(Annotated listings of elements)

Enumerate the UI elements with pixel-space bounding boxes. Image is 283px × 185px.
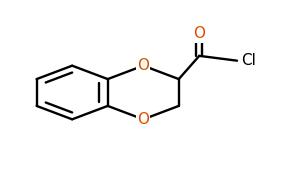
Text: O: O — [137, 112, 149, 127]
Text: O: O — [137, 58, 149, 73]
Text: O: O — [193, 26, 205, 41]
Text: Cl: Cl — [241, 53, 256, 68]
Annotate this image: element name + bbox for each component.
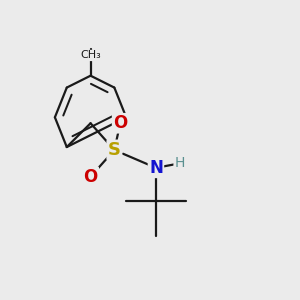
Text: O: O	[83, 168, 98, 186]
Text: H: H	[175, 156, 185, 170]
Text: CH₃: CH₃	[80, 50, 101, 60]
Text: N: N	[149, 159, 163, 177]
Text: O: O	[113, 114, 127, 132]
Text: S: S	[108, 141, 121, 159]
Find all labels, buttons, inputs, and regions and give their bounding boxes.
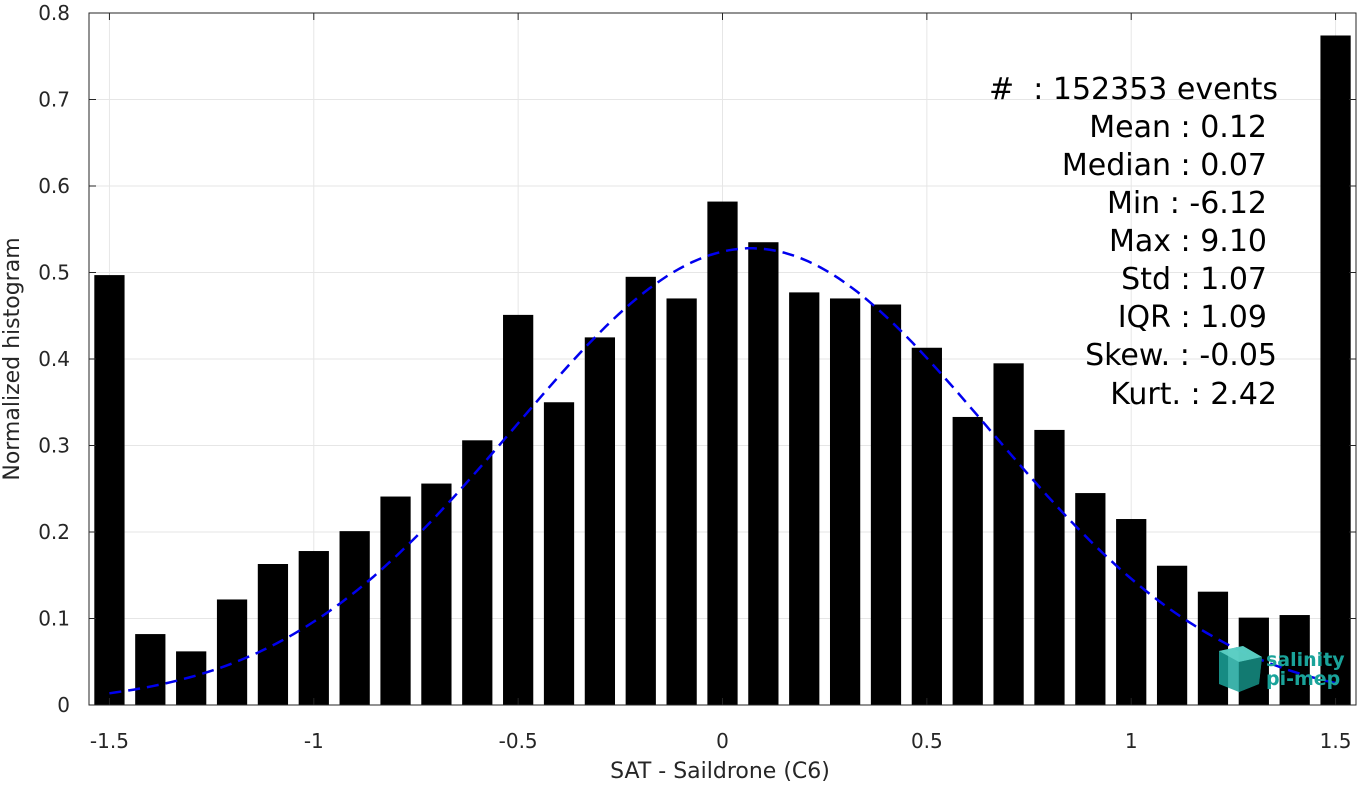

• **PROBLEM TO SOLVE**
Format every line of the rows above as a numbered list, skipping blank lines and leaving the pictures out.

• **RESPONSE BELOW**
1. Enumerate the UI elements with pixel-space bounding boxes. Image is 283px × 185px.
2. Text: O: O — [137, 112, 149, 127]
3. Text: O: O — [137, 58, 149, 73]
4. Text: O: O — [193, 26, 205, 41]
5. Text: Cl: Cl — [241, 53, 256, 68]
6. Annotate this image: element name + bbox for each component.
7. Text: O: O	[83, 168, 98, 186]
8. Text: H: H	[175, 156, 185, 170]
9. Text: CH₃: CH₃	[80, 50, 101, 60]
10. Text: N: N	[149, 159, 163, 177]
11. Text: O: O	[113, 114, 127, 132]
12. Text: S: S	[108, 141, 121, 159]
13. Find all labels, buttons, inputs, and regions and give their bounding boxes.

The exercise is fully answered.